**Stated task:**
Without the pictures, print each of the records below exactly as it appears.

Start of Supplied records

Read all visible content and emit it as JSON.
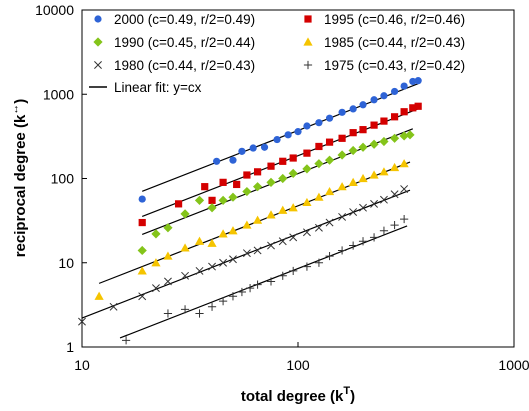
{
  "chart_data": {
    "type": "scatter",
    "xscale": "log",
    "yscale": "log",
    "xlim": [
      10,
      1000
    ],
    "ylim": [
      1,
      10000
    ],
    "xticks": [
      "10",
      "100",
      "1000"
    ],
    "yticks": [
      "1",
      "10",
      "100",
      "1000",
      "10000"
    ],
    "xlabel": "total degree (k",
    "xlabel_sup": "T",
    "xlabel_end": ")",
    "ylabel": "reciprocal degree (k",
    "ylabel_sup": "↔",
    "ylabel_end": ")",
    "grid": false,
    "legend_position": "top-right",
    "legend_fit_label": "Linear fit: y=cx",
    "series": [
      {
        "name": "2000 (c=0.49, r/2=0.49)",
        "marker": "circle",
        "color": "#2e63d6",
        "c": 0.49,
        "x_range": [
          19,
          360
        ],
        "points": [
          [
            19,
            57
          ],
          [
            42,
            160
          ],
          [
            50,
            165
          ],
          [
            55,
            210
          ],
          [
            62,
            230
          ],
          [
            70,
            235
          ],
          [
            80,
            290
          ],
          [
            90,
            330
          ],
          [
            100,
            360
          ],
          [
            110,
            420
          ],
          [
            125,
            460
          ],
          [
            140,
            520
          ],
          [
            160,
            610
          ],
          [
            180,
            670
          ],
          [
            200,
            750
          ],
          [
            225,
            860
          ],
          [
            250,
            960
          ],
          [
            280,
            1080
          ],
          [
            310,
            1250
          ],
          [
            340,
            1420
          ],
          [
            360,
            1450
          ]
        ]
      },
      {
        "name": "1995 (c=0.46, r/2=0.46)",
        "marker": "square",
        "color": "#d40000",
        "c": 0.46,
        "x_range": [
          19,
          360
        ],
        "points": [
          [
            19,
            30
          ],
          [
            28,
            50
          ],
          [
            37,
            80
          ],
          [
            40,
            55
          ],
          [
            45,
            90
          ],
          [
            52,
            85
          ],
          [
            58,
            110
          ],
          [
            65,
            120
          ],
          [
            75,
            140
          ],
          [
            85,
            160
          ],
          [
            95,
            175
          ],
          [
            110,
            200
          ],
          [
            125,
            240
          ],
          [
            140,
            270
          ],
          [
            160,
            300
          ],
          [
            180,
            350
          ],
          [
            200,
            380
          ],
          [
            225,
            430
          ],
          [
            250,
            480
          ],
          [
            280,
            540
          ],
          [
            310,
            620
          ],
          [
            340,
            690
          ],
          [
            360,
            720
          ]
        ]
      },
      {
        "name": "1990 (c=0.45, r/2=0.44)",
        "marker": "diamond",
        "color": "#84c41a",
        "c": 0.45,
        "x_range": [
          19,
          340
        ],
        "points": [
          [
            19,
            14
          ],
          [
            22,
            22
          ],
          [
            25,
            26
          ],
          [
            30,
            38
          ],
          [
            35,
            55
          ],
          [
            40,
            45
          ],
          [
            45,
            55
          ],
          [
            50,
            60
          ],
          [
            58,
            70
          ],
          [
            65,
            80
          ],
          [
            75,
            90
          ],
          [
            85,
            100
          ],
          [
            95,
            115
          ],
          [
            110,
            130
          ],
          [
            125,
            150
          ],
          [
            140,
            165
          ],
          [
            160,
            190
          ],
          [
            180,
            215
          ],
          [
            200,
            235
          ],
          [
            225,
            255
          ],
          [
            250,
            275
          ],
          [
            280,
            300
          ],
          [
            310,
            320
          ],
          [
            330,
            330
          ]
        ]
      },
      {
        "name": "1985 (c=0.44, r/2=0.43)",
        "marker": "triangle",
        "color": "#f5c400",
        "c": 0.44,
        "x_range": [
          12,
          330
        ],
        "points": [
          [
            12,
            4
          ],
          [
            19,
            8
          ],
          [
            22,
            10
          ],
          [
            25,
            12
          ],
          [
            30,
            15
          ],
          [
            35,
            18
          ],
          [
            40,
            17
          ],
          [
            45,
            22
          ],
          [
            50,
            24
          ],
          [
            58,
            28
          ],
          [
            65,
            32
          ],
          [
            75,
            37
          ],
          [
            85,
            42
          ],
          [
            95,
            45
          ],
          [
            110,
            52
          ],
          [
            125,
            60
          ],
          [
            140,
            70
          ],
          [
            160,
            80
          ],
          [
            180,
            90
          ],
          [
            200,
            100
          ],
          [
            225,
            110
          ],
          [
            250,
            120
          ],
          [
            280,
            135
          ],
          [
            310,
            150
          ]
        ]
      },
      {
        "name": "1980 (c=0.44, r/2=0.43)",
        "marker": "x",
        "color": "#333333",
        "c": 0.44,
        "x_range": [
          10,
          330
        ],
        "points": [
          [
            10,
            2
          ],
          [
            14,
            3
          ],
          [
            19,
            4
          ],
          [
            22,
            5
          ],
          [
            25,
            6
          ],
          [
            30,
            7
          ],
          [
            35,
            8
          ],
          [
            40,
            9
          ],
          [
            45,
            10
          ],
          [
            50,
            11
          ],
          [
            58,
            13
          ],
          [
            65,
            14
          ],
          [
            75,
            16
          ],
          [
            85,
            18
          ],
          [
            95,
            20
          ],
          [
            110,
            23
          ],
          [
            125,
            26
          ],
          [
            140,
            30
          ],
          [
            160,
            35
          ],
          [
            180,
            40
          ],
          [
            200,
            45
          ],
          [
            225,
            50
          ],
          [
            250,
            56
          ],
          [
            280,
            65
          ],
          [
            310,
            75
          ]
        ]
      },
      {
        "name": "1975 (c=0.43, r/2=0.42)",
        "marker": "plus",
        "color": "#333333",
        "c": 0.43,
        "x_range": [
          15,
          320
        ],
        "points": [
          [
            16,
            1.2
          ],
          [
            25,
            2.5
          ],
          [
            30,
            2.8
          ],
          [
            35,
            2.5
          ],
          [
            40,
            3
          ],
          [
            45,
            3.5
          ],
          [
            50,
            4
          ],
          [
            55,
            4.5
          ],
          [
            60,
            5
          ],
          [
            65,
            5.5
          ],
          [
            75,
            6
          ],
          [
            85,
            7
          ],
          [
            95,
            8
          ],
          [
            110,
            9
          ],
          [
            125,
            10
          ],
          [
            140,
            12
          ],
          [
            160,
            14
          ],
          [
            180,
            16
          ],
          [
            200,
            18
          ],
          [
            225,
            20
          ],
          [
            250,
            24
          ],
          [
            280,
            28
          ],
          [
            310,
            33
          ]
        ]
      }
    ]
  }
}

End of Supplied records

**Correct response:**
Read all visible content and emit it as JSON.
{
  "chart_data": {
    "type": "scatter",
    "xscale": "log",
    "yscale": "log",
    "xlim": [
      10,
      1000
    ],
    "ylim": [
      1,
      10000
    ],
    "xticks": [
      "10",
      "100",
      "1000"
    ],
    "yticks": [
      "1",
      "10",
      "100",
      "1000",
      "10000"
    ],
    "xlabel": "total degree (k",
    "xlabel_sup": "T",
    "xlabel_end": ")",
    "ylabel": "reciprocal degree (k",
    "ylabel_sup": "↔",
    "ylabel_end": ")",
    "grid": false,
    "legend_position": "top-right",
    "legend_fit_label": "Linear fit: y=cx",
    "series": [
      {
        "name": "2000 (c=0.49, r/2=0.49)",
        "marker": "circle",
        "color": "#2e63d6",
        "c": 0.49,
        "x_range": [
          19,
          360
        ],
        "points": [
          [
            19,
            57
          ],
          [
            42,
            160
          ],
          [
            50,
            165
          ],
          [
            55,
            210
          ],
          [
            62,
            230
          ],
          [
            70,
            235
          ],
          [
            80,
            290
          ],
          [
            90,
            330
          ],
          [
            100,
            360
          ],
          [
            110,
            420
          ],
          [
            125,
            460
          ],
          [
            140,
            520
          ],
          [
            160,
            610
          ],
          [
            180,
            670
          ],
          [
            200,
            750
          ],
          [
            225,
            860
          ],
          [
            250,
            960
          ],
          [
            280,
            1080
          ],
          [
            310,
            1250
          ],
          [
            340,
            1420
          ],
          [
            360,
            1450
          ]
        ]
      },
      {
        "name": "1995 (c=0.46, r/2=0.46)",
        "marker": "square",
        "color": "#d40000",
        "c": 0.46,
        "x_range": [
          19,
          360
        ],
        "points": [
          [
            19,
            30
          ],
          [
            28,
            50
          ],
          [
            37,
            80
          ],
          [
            40,
            55
          ],
          [
            45,
            90
          ],
          [
            52,
            85
          ],
          [
            58,
            110
          ],
          [
            65,
            120
          ],
          [
            75,
            140
          ],
          [
            85,
            160
          ],
          [
            95,
            175
          ],
          [
            110,
            200
          ],
          [
            125,
            240
          ],
          [
            140,
            270
          ],
          [
            160,
            300
          ],
          [
            180,
            350
          ],
          [
            200,
            380
          ],
          [
            225,
            430
          ],
          [
            250,
            480
          ],
          [
            280,
            540
          ],
          [
            310,
            620
          ],
          [
            340,
            690
          ],
          [
            360,
            720
          ]
        ]
      },
      {
        "name": "1990 (c=0.45, r/2=0.44)",
        "marker": "diamond",
        "color": "#84c41a",
        "c": 0.45,
        "x_range": [
          19,
          340
        ],
        "points": [
          [
            19,
            14
          ],
          [
            22,
            22
          ],
          [
            25,
            26
          ],
          [
            30,
            38
          ],
          [
            35,
            55
          ],
          [
            40,
            45
          ],
          [
            45,
            55
          ],
          [
            50,
            60
          ],
          [
            58,
            70
          ],
          [
            65,
            80
          ],
          [
            75,
            90
          ],
          [
            85,
            100
          ],
          [
            95,
            115
          ],
          [
            110,
            130
          ],
          [
            125,
            150
          ],
          [
            140,
            165
          ],
          [
            160,
            190
          ],
          [
            180,
            215
          ],
          [
            200,
            235
          ],
          [
            225,
            255
          ],
          [
            250,
            275
          ],
          [
            280,
            300
          ],
          [
            310,
            320
          ],
          [
            330,
            330
          ]
        ]
      },
      {
        "name": "1985 (c=0.44, r/2=0.43)",
        "marker": "triangle",
        "color": "#f5c400",
        "c": 0.44,
        "x_range": [
          12,
          330
        ],
        "points": [
          [
            12,
            4
          ],
          [
            19,
            8
          ],
          [
            22,
            10
          ],
          [
            25,
            12
          ],
          [
            30,
            15
          ],
          [
            35,
            18
          ],
          [
            40,
            17
          ],
          [
            45,
            22
          ],
          [
            50,
            24
          ],
          [
            58,
            28
          ],
          [
            65,
            32
          ],
          [
            75,
            37
          ],
          [
            85,
            42
          ],
          [
            95,
            45
          ],
          [
            110,
            52
          ],
          [
            125,
            60
          ],
          [
            140,
            70
          ],
          [
            160,
            80
          ],
          [
            180,
            90
          ],
          [
            200,
            100
          ],
          [
            225,
            110
          ],
          [
            250,
            120
          ],
          [
            280,
            135
          ],
          [
            310,
            150
          ]
        ]
      },
      {
        "name": "1980 (c=0.44, r/2=0.43)",
        "marker": "x",
        "color": "#333333",
        "c": 0.44,
        "x_range": [
          10,
          330
        ],
        "points": [
          [
            10,
            2
          ],
          [
            14,
            3
          ],
          [
            19,
            4
          ],
          [
            22,
            5
          ],
          [
            25,
            6
          ],
          [
            30,
            7
          ],
          [
            35,
            8
          ],
          [
            40,
            9
          ],
          [
            45,
            10
          ],
          [
            50,
            11
          ],
          [
            58,
            13
          ],
          [
            65,
            14
          ],
          [
            75,
            16
          ],
          [
            85,
            18
          ],
          [
            95,
            20
          ],
          [
            110,
            23
          ],
          [
            125,
            26
          ],
          [
            140,
            30
          ],
          [
            160,
            35
          ],
          [
            180,
            40
          ],
          [
            200,
            45
          ],
          [
            225,
            50
          ],
          [
            250,
            56
          ],
          [
            280,
            65
          ],
          [
            310,
            75
          ]
        ]
      },
      {
        "name": "1975 (c=0.43, r/2=0.42)",
        "marker": "plus",
        "color": "#333333",
        "c": 0.43,
        "x_range": [
          15,
          320
        ],
        "points": [
          [
            16,
            1.2
          ],
          [
            25,
            2.5
          ],
          [
            30,
            2.8
          ],
          [
            35,
            2.5
          ],
          [
            40,
            3
          ],
          [
            45,
            3.5
          ],
          [
            50,
            4
          ],
          [
            55,
            4.5
          ],
          [
            60,
            5
          ],
          [
            65,
            5.5
          ],
          [
            75,
            6
          ],
          [
            85,
            7
          ],
          [
            95,
            8
          ],
          [
            110,
            9
          ],
          [
            125,
            10
          ],
          [
            140,
            12
          ],
          [
            160,
            14
          ],
          [
            180,
            16
          ],
          [
            200,
            18
          ],
          [
            225,
            20
          ],
          [
            250,
            24
          ],
          [
            280,
            28
          ],
          [
            310,
            33
          ]
        ]
      }
    ]
  }
}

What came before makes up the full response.